# Start of Recorded data

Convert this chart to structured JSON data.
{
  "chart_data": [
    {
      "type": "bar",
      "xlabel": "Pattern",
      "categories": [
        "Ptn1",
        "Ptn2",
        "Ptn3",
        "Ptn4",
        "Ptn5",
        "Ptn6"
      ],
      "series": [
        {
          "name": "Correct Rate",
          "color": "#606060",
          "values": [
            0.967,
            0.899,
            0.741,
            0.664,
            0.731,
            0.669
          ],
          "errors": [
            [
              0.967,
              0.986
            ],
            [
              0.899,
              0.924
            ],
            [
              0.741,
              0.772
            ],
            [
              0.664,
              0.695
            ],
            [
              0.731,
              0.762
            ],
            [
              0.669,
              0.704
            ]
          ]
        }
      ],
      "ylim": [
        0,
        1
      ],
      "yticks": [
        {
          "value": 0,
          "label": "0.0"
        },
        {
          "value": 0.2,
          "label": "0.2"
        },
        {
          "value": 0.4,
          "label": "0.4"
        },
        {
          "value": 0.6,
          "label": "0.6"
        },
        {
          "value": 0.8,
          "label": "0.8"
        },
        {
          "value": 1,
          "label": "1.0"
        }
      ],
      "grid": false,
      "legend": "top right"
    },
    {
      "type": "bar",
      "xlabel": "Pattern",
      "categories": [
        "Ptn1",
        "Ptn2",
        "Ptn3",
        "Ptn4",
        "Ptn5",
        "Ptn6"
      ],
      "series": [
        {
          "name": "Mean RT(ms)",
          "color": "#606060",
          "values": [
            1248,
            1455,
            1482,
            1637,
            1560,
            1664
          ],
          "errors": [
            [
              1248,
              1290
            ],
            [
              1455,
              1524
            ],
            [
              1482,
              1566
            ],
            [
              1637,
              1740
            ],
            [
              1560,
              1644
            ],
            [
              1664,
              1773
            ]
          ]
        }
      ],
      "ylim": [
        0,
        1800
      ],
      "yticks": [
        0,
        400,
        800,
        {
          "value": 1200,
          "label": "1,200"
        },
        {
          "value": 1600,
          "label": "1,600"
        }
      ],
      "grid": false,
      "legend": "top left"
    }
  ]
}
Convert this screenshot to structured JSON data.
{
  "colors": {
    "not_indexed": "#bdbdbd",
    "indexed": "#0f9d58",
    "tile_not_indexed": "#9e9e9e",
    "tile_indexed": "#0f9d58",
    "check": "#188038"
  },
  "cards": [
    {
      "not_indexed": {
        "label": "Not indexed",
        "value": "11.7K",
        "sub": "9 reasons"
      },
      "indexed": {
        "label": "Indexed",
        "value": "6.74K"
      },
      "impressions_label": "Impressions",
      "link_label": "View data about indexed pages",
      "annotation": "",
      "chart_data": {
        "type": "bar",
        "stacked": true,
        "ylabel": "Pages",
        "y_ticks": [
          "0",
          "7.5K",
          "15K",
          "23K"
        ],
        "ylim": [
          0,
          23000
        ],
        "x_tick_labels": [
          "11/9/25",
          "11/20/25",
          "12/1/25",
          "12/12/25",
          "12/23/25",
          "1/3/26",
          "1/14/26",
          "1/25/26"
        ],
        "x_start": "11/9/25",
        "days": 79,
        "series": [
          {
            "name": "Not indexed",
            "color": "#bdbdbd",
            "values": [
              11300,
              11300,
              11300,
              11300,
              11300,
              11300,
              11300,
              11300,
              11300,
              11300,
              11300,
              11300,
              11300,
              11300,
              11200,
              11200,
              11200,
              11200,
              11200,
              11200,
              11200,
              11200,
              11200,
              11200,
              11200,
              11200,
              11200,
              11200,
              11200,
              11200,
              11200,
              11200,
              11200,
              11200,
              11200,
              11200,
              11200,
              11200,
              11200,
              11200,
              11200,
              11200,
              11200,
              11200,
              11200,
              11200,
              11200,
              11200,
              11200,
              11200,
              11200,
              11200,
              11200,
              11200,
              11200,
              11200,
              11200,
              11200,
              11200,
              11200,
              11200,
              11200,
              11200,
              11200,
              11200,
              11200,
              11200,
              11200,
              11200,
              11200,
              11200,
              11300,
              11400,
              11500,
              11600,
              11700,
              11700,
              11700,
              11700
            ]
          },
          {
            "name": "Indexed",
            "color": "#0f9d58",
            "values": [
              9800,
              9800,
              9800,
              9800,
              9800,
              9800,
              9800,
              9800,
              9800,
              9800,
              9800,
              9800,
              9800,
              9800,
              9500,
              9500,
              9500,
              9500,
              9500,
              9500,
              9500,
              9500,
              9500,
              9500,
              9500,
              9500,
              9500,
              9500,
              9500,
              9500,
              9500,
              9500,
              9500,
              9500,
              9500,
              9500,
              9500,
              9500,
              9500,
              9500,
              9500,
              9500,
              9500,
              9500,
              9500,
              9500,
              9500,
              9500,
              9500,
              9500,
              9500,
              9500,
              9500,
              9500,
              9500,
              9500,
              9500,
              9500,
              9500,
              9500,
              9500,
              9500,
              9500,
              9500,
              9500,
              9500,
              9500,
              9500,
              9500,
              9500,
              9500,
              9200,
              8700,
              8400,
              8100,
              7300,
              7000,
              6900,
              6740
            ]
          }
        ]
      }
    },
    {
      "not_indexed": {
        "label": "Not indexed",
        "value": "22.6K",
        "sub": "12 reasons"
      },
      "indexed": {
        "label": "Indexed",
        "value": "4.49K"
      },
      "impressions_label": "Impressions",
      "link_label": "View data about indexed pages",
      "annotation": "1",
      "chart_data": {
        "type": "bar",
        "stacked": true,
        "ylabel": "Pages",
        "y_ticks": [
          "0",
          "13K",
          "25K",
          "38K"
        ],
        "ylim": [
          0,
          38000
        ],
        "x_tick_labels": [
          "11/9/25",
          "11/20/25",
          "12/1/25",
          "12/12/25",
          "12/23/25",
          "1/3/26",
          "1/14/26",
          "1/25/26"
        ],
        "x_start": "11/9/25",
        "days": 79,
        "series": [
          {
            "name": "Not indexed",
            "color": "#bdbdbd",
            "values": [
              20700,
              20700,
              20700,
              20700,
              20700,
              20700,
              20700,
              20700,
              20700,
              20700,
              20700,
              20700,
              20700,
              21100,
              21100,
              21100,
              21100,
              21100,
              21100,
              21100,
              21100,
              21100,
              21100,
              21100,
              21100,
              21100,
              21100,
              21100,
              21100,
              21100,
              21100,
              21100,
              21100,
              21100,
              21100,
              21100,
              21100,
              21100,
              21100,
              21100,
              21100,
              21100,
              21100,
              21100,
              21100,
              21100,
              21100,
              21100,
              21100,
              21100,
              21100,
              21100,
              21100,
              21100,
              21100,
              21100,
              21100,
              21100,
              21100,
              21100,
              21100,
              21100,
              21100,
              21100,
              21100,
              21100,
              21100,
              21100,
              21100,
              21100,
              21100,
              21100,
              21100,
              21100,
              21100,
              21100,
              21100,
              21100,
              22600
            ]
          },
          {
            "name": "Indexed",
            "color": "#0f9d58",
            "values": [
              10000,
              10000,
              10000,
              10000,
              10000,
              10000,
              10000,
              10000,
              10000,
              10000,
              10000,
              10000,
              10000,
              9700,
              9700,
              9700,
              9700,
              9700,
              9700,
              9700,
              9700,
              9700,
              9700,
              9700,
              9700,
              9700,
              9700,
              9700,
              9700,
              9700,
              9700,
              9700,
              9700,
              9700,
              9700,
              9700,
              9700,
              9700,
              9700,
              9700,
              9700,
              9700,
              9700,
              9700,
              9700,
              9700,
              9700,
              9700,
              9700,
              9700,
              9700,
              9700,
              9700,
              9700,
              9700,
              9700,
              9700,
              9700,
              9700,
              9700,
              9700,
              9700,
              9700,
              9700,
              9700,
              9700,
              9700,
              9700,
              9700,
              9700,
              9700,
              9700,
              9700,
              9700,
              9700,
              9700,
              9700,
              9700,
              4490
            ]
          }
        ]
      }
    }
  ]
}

# End of Recorded data

Task: Every line of the material must be returned exactly as it appears.

Response to this task:
Convert this chart to structured JSON data.
{
  "chart_data": [
    {
      "type": "bar",
      "xlabel": "Pattern",
      "categories": [
        "Ptn1",
        "Ptn2",
        "Ptn3",
        "Ptn4",
        "Ptn5",
        "Ptn6"
      ],
      "series": [
        {
          "name": "Correct Rate",
          "color": "#606060",
          "values": [
            0.967,
            0.899,
            0.741,
            0.664,
            0.731,
            0.669
          ],
          "errors": [
            [
              0.967,
              0.986
            ],
            [
              0.899,
              0.924
            ],
            [
              0.741,
              0.772
            ],
            [
              0.664,
              0.695
            ],
            [
              0.731,
              0.762
            ],
            [
              0.669,
              0.704
            ]
          ]
        }
      ],
      "ylim": [
        0,
        1
      ],
      "yticks": [
        {
          "value": 0,
          "label": "0.0"
        },
        {
          "value": 0.2,
          "label": "0.2"
        },
        {
          "value": 0.4,
          "label": "0.4"
        },
        {
          "value": 0.6,
          "label": "0.6"
        },
        {
          "value": 0.8,
          "label": "0.8"
        },
        {
          "value": 1,
          "label": "1.0"
        }
      ],
      "grid": false,
      "legend": "top right"
    },
    {
      "type": "bar",
      "xlabel": "Pattern",
      "categories": [
        "Ptn1",
        "Ptn2",
        "Ptn3",
        "Ptn4",
        "Ptn5",
        "Ptn6"
      ],
      "series": [
        {
          "name": "Mean RT(ms)",
          "color": "#606060",
          "values": [
            1248,
            1455,
            1482,
            1637,
            1560,
            1664
          ],
          "errors": [
            [
              1248,
              1290
            ],
            [
              1455,
              1524
            ],
            [
              1482,
              1566
            ],
            [
              1637,
              1740
            ],
            [
              1560,
              1644
            ],
            [
              1664,
              1773
            ]
          ]
        }
      ],
      "ylim": [
        0,
        1800
      ],
      "yticks": [
        0,
        400,
        800,
        {
          "value": 1200,
          "label": "1,200"
        },
        {
          "value": 1600,
          "label": "1,600"
        }
      ],
      "grid": false,
      "legend": "top left"
    }
  ]
}
Convert this screenshot to structured JSON data.
{
  "colors": {
    "not_indexed": "#bdbdbd",
    "indexed": "#0f9d58",
    "tile_not_indexed": "#9e9e9e",
    "tile_indexed": "#0f9d58",
    "check": "#188038"
  },
  "cards": [
    {
      "not_indexed": {
        "label": "Not indexed",
        "value": "11.7K",
        "sub": "9 reasons"
      },
      "indexed": {
        "label": "Indexed",
        "value": "6.74K"
      },
      "impressions_label": "Impressions",
      "link_label": "View data about indexed pages",
      "annotation": "",
      "chart_data": {
        "type": "bar",
        "stacked": true,
        "ylabel": "Pages",
        "y_ticks": [
          "0",
          "7.5K",
          "15K",
          "23K"
        ],
        "ylim": [
          0,
          23000
        ],
        "x_tick_labels": [
          "11/9/25",
          "11/20/25",
          "12/1/25",
          "12/12/25",
          "12/23/25",
          "1/3/26",
          "1/14/26",
          "1/25/26"
        ],
        "x_start": "11/9/25",
        "days": 79,
        "series": [
          {
            "name": "Not indexed",
            "color": "#bdbdbd",
            "values": [
              11300,
              11300,
              11300,
              11300,
              11300,
              11300,
              11300,
              11300,
              11300,
              11300,
              11300,
              11300,
              11300,
              11300,
              11200,
              11200,
              11200,
              11200,
              11200,
              11200,
              11200,
              11200,
              11200,
              11200,
              11200,
              11200,
              11200,
              11200,
              11200,
              11200,
              11200,
              11200,
              11200,
              11200,
              11200,
              11200,
              11200,
              11200,
              11200,
              11200,
              11200,
              11200,
              11200,
              11200,
              11200,
              11200,
              11200,
              11200,
              11200,
              11200,
              11200,
              11200,
              11200,
              11200,
              11200,
              11200,
              11200,
              11200,
              11200,
              11200,
              11200,
              11200,
              11200,
              11200,
              11200,
              11200,
              11200,
              11200,
              11200,
              11200,
              11200,
              11300,
              11400,
              11500,
              11600,
              11700,
              11700,
              11700,
              11700
            ]
          },
          {
            "name": "Indexed",
            "color": "#0f9d58",
            "values": [
              9800,
              9800,
              9800,
              9800,
              9800,
              9800,
              9800,
              9800,
              9800,
              9800,
              9800,
              9800,
              9800,
              9800,
              9500,
              9500,
              9500,
              9500,
              9500,
              9500,
              9500,
              9500,
              9500,
              9500,
              9500,
              9500,
              9500,
              9500,
              9500,
              9500,
              9500,
              9500,
              9500,
              9500,
              9500,
              9500,
              9500,
              9500,
              9500,
              9500,
              9500,
              9500,
              9500,
              9500,
              9500,
              9500,
              9500,
              9500,
              9500,
              9500,
              9500,
              9500,
              9500,
              9500,
              9500,
              9500,
              9500,
              9500,
              9500,
              9500,
              9500,
              9500,
              9500,
              9500,
              9500,
              9500,
              9500,
              9500,
              9500,
              9500,
              9500,
              9200,
              8700,
              8400,
              8100,
              7300,
              7000,
              6900,
              6740
            ]
          }
        ]
      }
    },
    {
      "not_indexed": {
        "label": "Not indexed",
        "value": "22.6K",
        "sub": "12 reasons"
      },
      "indexed": {
        "label": "Indexed",
        "value": "4.49K"
      },
      "impressions_label": "Impressions",
      "link_label": "View data about indexed pages",
      "annotation": "1",
      "chart_data": {
        "type": "bar",
        "stacked": true,
        "ylabel": "Pages",
        "y_ticks": [
          "0",
          "13K",
          "25K",
          "38K"
        ],
        "ylim": [
          0,
          38000
        ],
        "x_tick_labels": [
          "11/9/25",
          "11/20/25",
          "12/1/25",
          "12/12/25",
          "12/23/25",
          "1/3/26",
          "1/14/26",
          "1/25/26"
        ],
        "x_start": "11/9/25",
        "days": 79,
        "series": [
          {
            "name": "Not indexed",
            "color": "#bdbdbd",
            "values": [
              20700,
              20700,
              20700,
              20700,
              20700,
              20700,
              20700,
              20700,
              20700,
              20700,
              20700,
              20700,
              20700,
              21100,
              21100,
              21100,
              21100,
              21100,
              21100,
              21100,
              21100,
              21100,
              21100,
              21100,
              21100,
              21100,
              21100,
              21100,
              21100,
              21100,
              21100,
              21100,
              21100,
              21100,
              21100,
              21100,
              21100,
              21100,
              21100,
              21100,
              21100,
              21100,
              21100,
              21100,
              21100,
              21100,
              21100,
              21100,
              21100,
              21100,
              21100,
              21100,
              21100,
              21100,
              21100,
              21100,
              21100,
              21100,
              21100,
              21100,
              21100,
              21100,
              21100,
              21100,
              21100,
              21100,
              21100,
              21100,
              21100,
              21100,
              21100,
              21100,
              21100,
              21100,
              21100,
              21100,
              21100,
              21100,
              22600
            ]
          },
          {
            "name": "Indexed",
            "color": "#0f9d58",
            "values": [
              10000,
              10000,
              10000,
              10000,
              10000,
              10000,
              10000,
              10000,
              10000,
              10000,
              10000,
              10000,
              10000,
              9700,
              9700,
              9700,
              9700,
              9700,
              9700,
              9700,
              9700,
              9700,
              9700,
              9700,
              9700,
              9700,
              9700,
              9700,
              9700,
              9700,
              9700,
              9700,
              9700,
              9700,
              9700,
              9700,
              9700,
              9700,
              9700,
              9700,
              9700,
              9700,
              9700,
              9700,
              9700,
              9700,
              9700,
              9700,
              9700,
              9700,
              9700,
              9700,
              9700,
              9700,
              9700,
              9700,
              9700,
              9700,
              9700,
              9700,
              9700,
              9700,
              9700,
              9700,
              9700,
              9700,
              9700,
              9700,
              9700,
              9700,
              9700,
              9700,
              9700,
              9700,
              9700,
              9700,
              9700,
              9700,
              4490
            ]
          }
        ]
      }
    }
  ]
}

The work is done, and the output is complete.